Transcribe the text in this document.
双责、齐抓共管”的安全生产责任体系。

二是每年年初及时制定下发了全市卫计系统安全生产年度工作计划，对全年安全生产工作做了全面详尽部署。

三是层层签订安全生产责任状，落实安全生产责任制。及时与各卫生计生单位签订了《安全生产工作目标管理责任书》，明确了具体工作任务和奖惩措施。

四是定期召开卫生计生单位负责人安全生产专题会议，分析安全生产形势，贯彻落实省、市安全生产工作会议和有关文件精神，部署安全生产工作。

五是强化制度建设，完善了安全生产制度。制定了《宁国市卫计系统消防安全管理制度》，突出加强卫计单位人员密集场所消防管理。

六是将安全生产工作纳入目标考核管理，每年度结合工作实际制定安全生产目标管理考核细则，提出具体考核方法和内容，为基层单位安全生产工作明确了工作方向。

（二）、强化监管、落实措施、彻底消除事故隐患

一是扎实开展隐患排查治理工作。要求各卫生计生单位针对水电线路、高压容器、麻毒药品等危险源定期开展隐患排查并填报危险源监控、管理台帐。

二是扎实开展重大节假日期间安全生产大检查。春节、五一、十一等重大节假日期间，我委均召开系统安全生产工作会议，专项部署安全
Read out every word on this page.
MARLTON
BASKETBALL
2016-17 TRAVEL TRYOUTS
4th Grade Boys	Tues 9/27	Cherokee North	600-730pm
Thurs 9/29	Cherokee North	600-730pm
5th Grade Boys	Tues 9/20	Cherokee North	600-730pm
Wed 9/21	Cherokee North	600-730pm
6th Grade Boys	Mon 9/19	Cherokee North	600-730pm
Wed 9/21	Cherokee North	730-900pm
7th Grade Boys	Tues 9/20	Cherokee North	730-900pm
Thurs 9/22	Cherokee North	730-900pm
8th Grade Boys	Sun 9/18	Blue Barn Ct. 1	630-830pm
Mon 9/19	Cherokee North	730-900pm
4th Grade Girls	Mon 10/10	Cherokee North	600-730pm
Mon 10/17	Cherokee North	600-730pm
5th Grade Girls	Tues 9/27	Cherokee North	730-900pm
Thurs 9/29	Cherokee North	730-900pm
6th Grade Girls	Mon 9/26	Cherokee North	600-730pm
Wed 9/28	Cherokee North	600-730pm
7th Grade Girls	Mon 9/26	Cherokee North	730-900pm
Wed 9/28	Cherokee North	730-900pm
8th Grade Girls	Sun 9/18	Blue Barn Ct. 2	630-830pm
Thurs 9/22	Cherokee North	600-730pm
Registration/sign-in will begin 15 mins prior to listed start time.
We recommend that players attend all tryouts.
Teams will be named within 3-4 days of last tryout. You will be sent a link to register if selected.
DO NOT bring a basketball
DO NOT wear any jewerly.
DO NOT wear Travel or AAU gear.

Work to complete:
Every line of the records that includes the word "Barn" should be gathered.

Exercise result:
8th Grade Boys	Sun 9/18	Blue Barn Ct. 1	630-830pm
8th Grade Girls	Sun 9/18	Blue Barn Ct. 2	630-830pm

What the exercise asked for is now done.